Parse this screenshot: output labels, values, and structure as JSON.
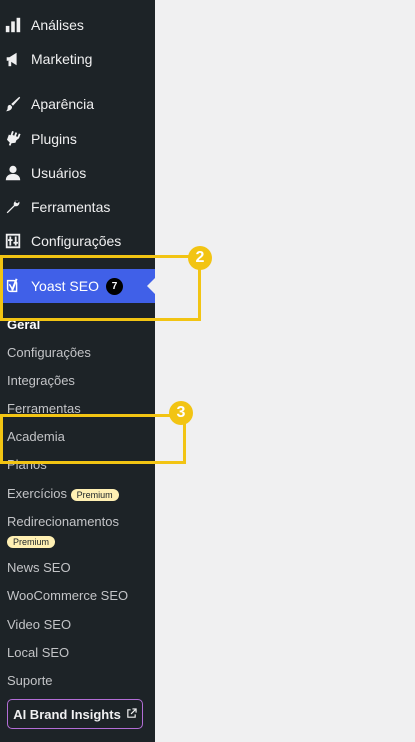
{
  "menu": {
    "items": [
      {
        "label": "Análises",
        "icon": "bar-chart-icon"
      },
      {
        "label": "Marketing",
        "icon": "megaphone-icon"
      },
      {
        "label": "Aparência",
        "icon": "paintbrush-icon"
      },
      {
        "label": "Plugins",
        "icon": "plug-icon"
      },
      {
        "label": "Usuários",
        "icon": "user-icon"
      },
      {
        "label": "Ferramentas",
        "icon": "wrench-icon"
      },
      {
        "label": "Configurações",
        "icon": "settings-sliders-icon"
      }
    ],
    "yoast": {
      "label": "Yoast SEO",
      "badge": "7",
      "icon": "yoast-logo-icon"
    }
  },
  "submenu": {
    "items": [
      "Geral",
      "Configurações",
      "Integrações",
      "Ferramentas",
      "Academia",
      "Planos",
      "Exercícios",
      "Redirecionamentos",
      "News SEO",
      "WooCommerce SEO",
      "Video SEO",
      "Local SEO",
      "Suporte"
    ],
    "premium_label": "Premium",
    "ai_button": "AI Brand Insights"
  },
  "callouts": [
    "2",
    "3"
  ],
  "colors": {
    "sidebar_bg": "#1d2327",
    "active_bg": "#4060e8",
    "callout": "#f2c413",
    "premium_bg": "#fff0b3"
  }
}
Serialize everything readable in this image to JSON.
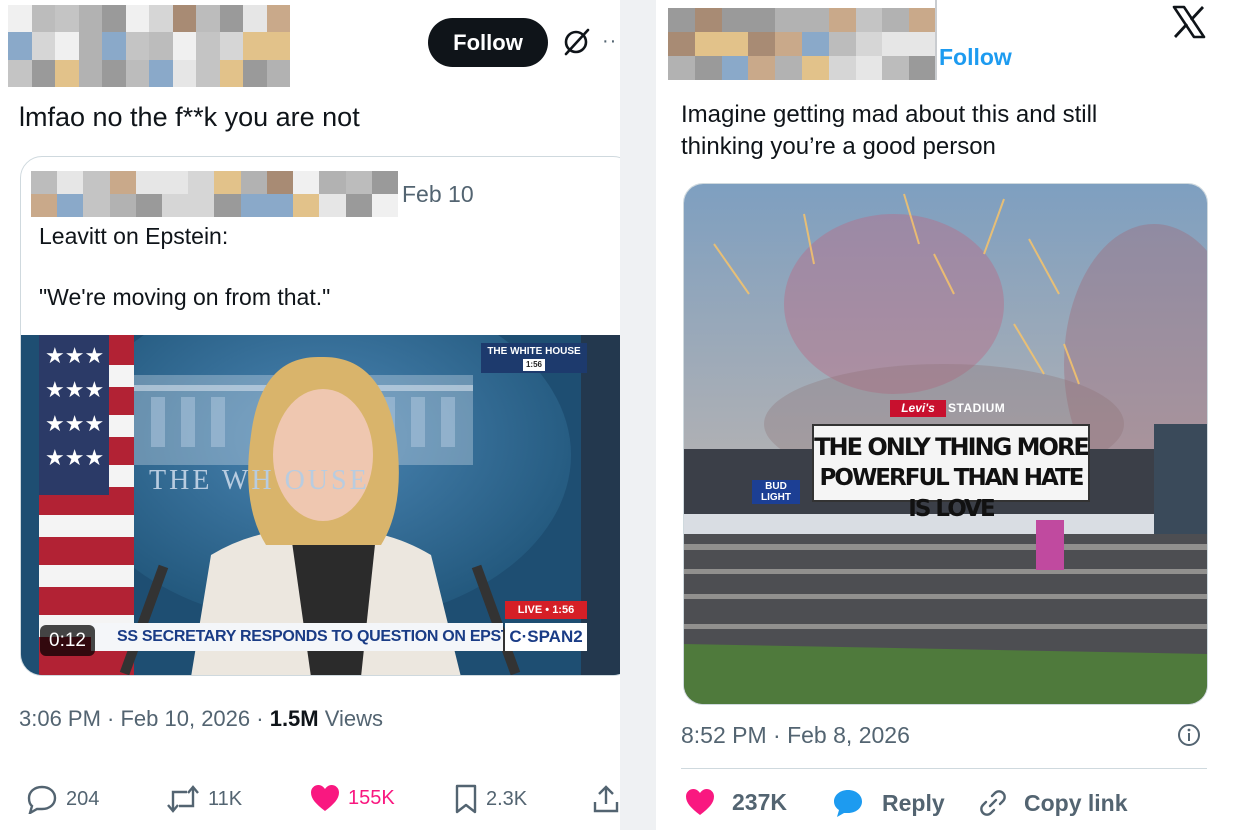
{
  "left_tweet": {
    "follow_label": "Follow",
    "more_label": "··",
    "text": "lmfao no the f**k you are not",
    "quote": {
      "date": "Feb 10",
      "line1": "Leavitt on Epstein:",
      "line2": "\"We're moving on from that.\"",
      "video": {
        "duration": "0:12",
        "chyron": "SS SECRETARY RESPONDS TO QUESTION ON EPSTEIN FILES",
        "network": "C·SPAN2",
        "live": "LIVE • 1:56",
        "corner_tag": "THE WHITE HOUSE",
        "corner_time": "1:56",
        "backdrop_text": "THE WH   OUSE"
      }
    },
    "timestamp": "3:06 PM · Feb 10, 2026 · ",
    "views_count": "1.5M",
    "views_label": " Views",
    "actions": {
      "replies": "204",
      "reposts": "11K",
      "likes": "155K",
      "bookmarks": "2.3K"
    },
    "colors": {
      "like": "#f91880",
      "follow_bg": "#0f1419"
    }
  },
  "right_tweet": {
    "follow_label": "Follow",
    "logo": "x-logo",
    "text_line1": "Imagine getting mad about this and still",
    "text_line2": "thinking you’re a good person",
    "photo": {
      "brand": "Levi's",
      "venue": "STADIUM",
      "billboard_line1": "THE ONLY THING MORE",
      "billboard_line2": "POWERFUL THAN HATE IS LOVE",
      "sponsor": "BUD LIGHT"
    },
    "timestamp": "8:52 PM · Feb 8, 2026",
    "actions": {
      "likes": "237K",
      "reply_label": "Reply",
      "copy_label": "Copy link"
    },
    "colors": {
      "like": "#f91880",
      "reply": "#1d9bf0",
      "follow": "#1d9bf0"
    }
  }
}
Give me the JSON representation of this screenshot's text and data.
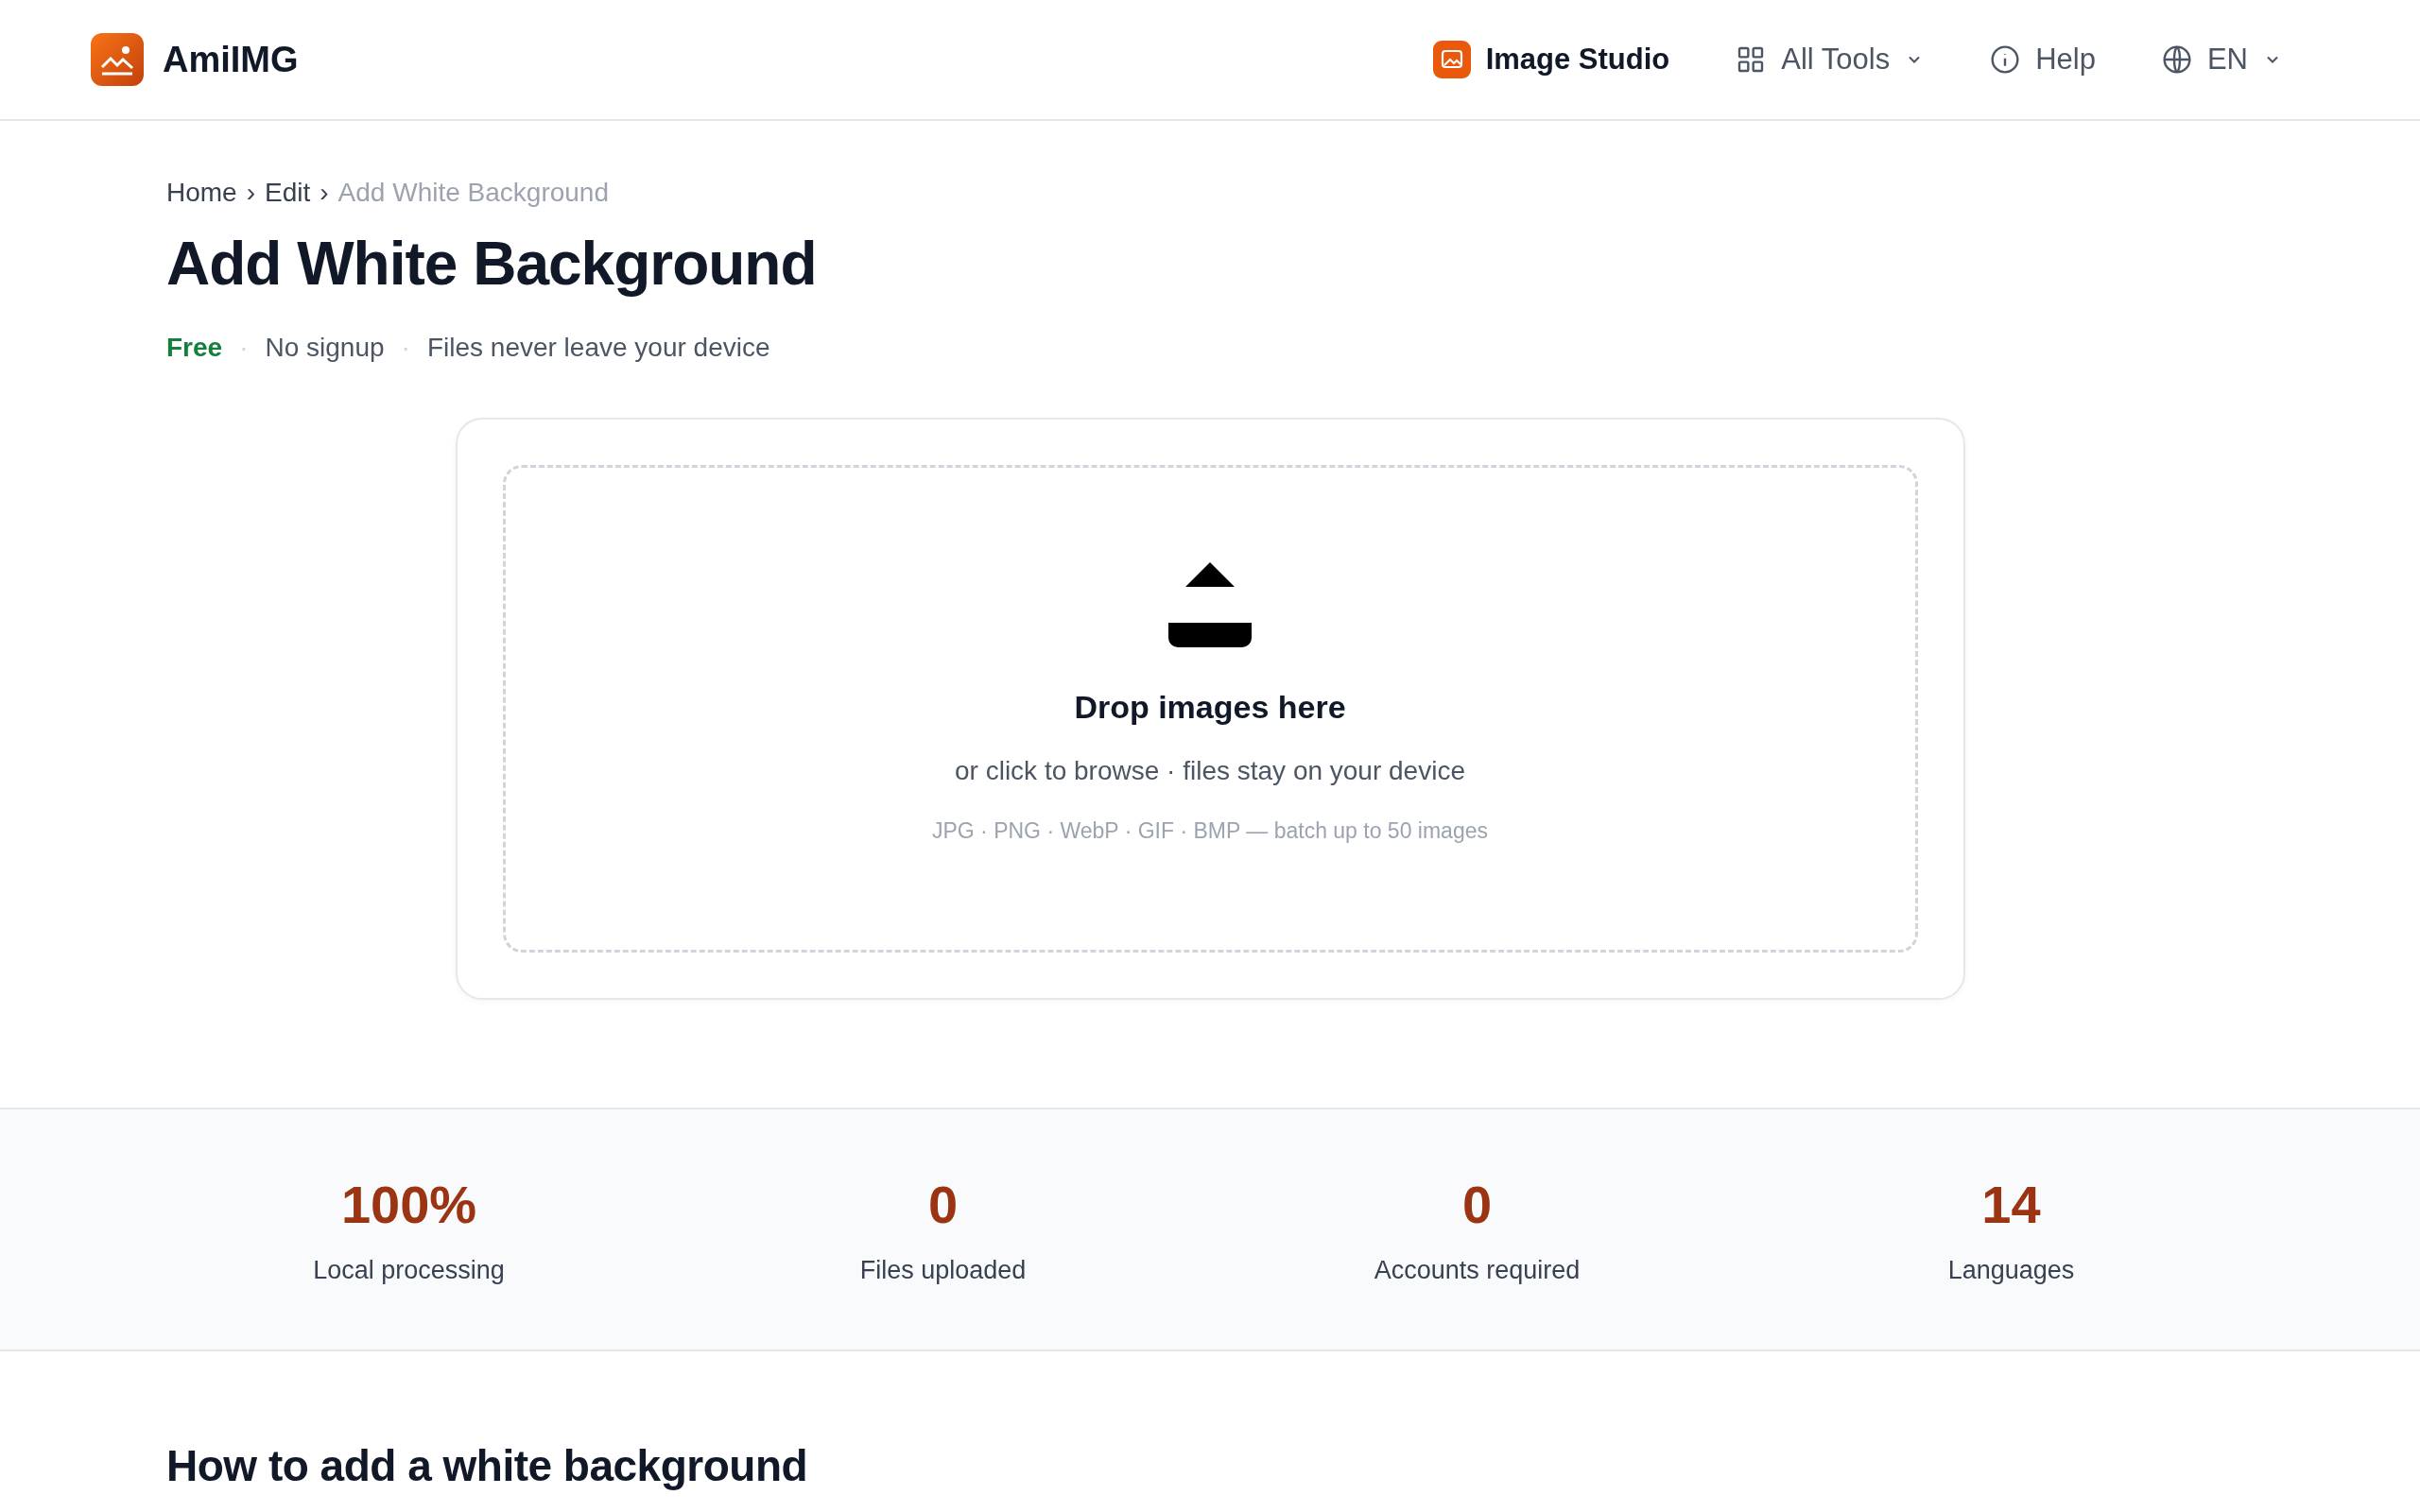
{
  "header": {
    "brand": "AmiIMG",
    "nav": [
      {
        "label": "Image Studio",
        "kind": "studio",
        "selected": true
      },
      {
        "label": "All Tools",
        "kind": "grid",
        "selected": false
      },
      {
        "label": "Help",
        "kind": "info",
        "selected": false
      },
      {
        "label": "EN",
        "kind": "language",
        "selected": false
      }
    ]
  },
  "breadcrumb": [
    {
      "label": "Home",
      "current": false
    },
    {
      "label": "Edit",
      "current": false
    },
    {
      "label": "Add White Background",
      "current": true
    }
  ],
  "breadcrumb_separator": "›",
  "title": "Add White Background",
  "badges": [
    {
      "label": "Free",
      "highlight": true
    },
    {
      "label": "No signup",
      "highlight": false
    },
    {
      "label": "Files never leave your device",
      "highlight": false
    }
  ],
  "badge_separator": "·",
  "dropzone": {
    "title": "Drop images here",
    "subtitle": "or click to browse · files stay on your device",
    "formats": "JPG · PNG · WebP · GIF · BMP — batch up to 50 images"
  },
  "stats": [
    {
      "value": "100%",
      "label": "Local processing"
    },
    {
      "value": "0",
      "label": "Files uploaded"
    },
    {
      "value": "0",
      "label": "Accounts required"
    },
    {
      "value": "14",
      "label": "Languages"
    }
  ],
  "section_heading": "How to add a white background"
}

## WHAT YOU NEED TO DO
Transcribe the listing in full. Omit the pictures and keep every line exact.

## RESPONSE TO THIS EXERCISE
Parse this screenshot: output labels, values, and structure as JSON.
{
  "menu": {
    "items": [
      {
        "label": "Análises",
        "icon": "bar-chart-icon"
      },
      {
        "label": "Marketing",
        "icon": "megaphone-icon"
      },
      {
        "label": "Aparência",
        "icon": "paintbrush-icon"
      },
      {
        "label": "Plugins",
        "icon": "plug-icon"
      },
      {
        "label": "Usuários",
        "icon": "user-icon"
      },
      {
        "label": "Ferramentas",
        "icon": "wrench-icon"
      },
      {
        "label": "Configurações",
        "icon": "settings-sliders-icon"
      }
    ],
    "yoast": {
      "label": "Yoast SEO",
      "badge": "7",
      "icon": "yoast-logo-icon"
    }
  },
  "submenu": {
    "items": [
      "Geral",
      "Configurações",
      "Integrações",
      "Ferramentas",
      "Academia",
      "Planos",
      "Exercícios",
      "Redirecionamentos",
      "News SEO",
      "WooCommerce SEO",
      "Video SEO",
      "Local SEO",
      "Suporte"
    ],
    "premium_label": "Premium",
    "ai_button": "AI Brand Insights"
  },
  "callouts": [
    "2",
    "3"
  ],
  "colors": {
    "sidebar_bg": "#1d2327",
    "active_bg": "#4060e8",
    "callout": "#f2c413",
    "premium_bg": "#fff0b3"
  }
}
Serialize everything readable in this image to JSON.
{
  "left_tweet": {
    "follow_label": "Follow",
    "more_label": "··",
    "text": "lmfao no the f**k you are not",
    "quote": {
      "date": "Feb 10",
      "line1": "Leavitt on Epstein:",
      "line2": "\"We're moving on from that.\"",
      "video": {
        "duration": "0:12",
        "chyron": "SS SECRETARY RESPONDS TO QUESTION ON EPSTEIN FILES",
        "network": "C·SPAN2",
        "live": "LIVE • 1:56",
        "corner_tag": "THE WHITE HOUSE",
        "corner_time": "1:56",
        "backdrop_text": "THE WH   OUSE"
      }
    },
    "timestamp": "3:06 PM · Feb 10, 2026 · ",
    "views_count": "1.5M",
    "views_label": " Views",
    "actions": {
      "replies": "204",
      "reposts": "11K",
      "likes": "155K",
      "bookmarks": "2.3K"
    },
    "colors": {
      "like": "#f91880",
      "follow_bg": "#0f1419"
    }
  },
  "right_tweet": {
    "follow_label": "Follow",
    "logo": "x-logo",
    "text_line1": "Imagine getting mad about this and still",
    "text_line2": "thinking you’re a good person",
    "photo": {
      "brand": "Levi's",
      "venue": "STADIUM",
      "billboard_line1": "THE ONLY THING MORE",
      "billboard_line2": "POWERFUL THAN HATE IS LOVE",
      "sponsor": "BUD LIGHT"
    },
    "timestamp": "8:52 PM · Feb 8, 2026",
    "actions": {
      "likes": "237K",
      "reply_label": "Reply",
      "copy_label": "Copy link"
    },
    "colors": {
      "like": "#f91880",
      "reply": "#1d9bf0",
      "follow": "#1d9bf0"
    }
  }
}
Give me the JSON representation of this screenshot's text and data.
{
  "header": {
    "brand": "AmiIMG",
    "nav": [
      {
        "label": "Image Studio",
        "kind": "studio",
        "selected": true
      },
      {
        "label": "All Tools",
        "kind": "grid",
        "selected": false
      },
      {
        "label": "Help",
        "kind": "info",
        "selected": false
      },
      {
        "label": "EN",
        "kind": "language",
        "selected": false
      }
    ]
  },
  "breadcrumb": [
    {
      "label": "Home",
      "current": false
    },
    {
      "label": "Edit",
      "current": false
    },
    {
      "label": "Add White Background",
      "current": true
    }
  ],
  "breadcrumb_separator": "›",
  "title": "Add White Background",
  "badges": [
    {
      "label": "Free",
      "highlight": true
    },
    {
      "label": "No signup",
      "highlight": false
    },
    {
      "label": "Files never leave your device",
      "highlight": false
    }
  ],
  "badge_separator": "·",
  "dropzone": {
    "title": "Drop images here",
    "subtitle": "or click to browse · files stay on your device",
    "formats": "JPG · PNG · WebP · GIF · BMP — batch up to 50 images"
  },
  "stats": [
    {
      "value": "100%",
      "label": "Local processing"
    },
    {
      "value": "0",
      "label": "Files uploaded"
    },
    {
      "value": "0",
      "label": "Accounts required"
    },
    {
      "value": "14",
      "label": "Languages"
    }
  ],
  "section_heading": "How to add a white background"
}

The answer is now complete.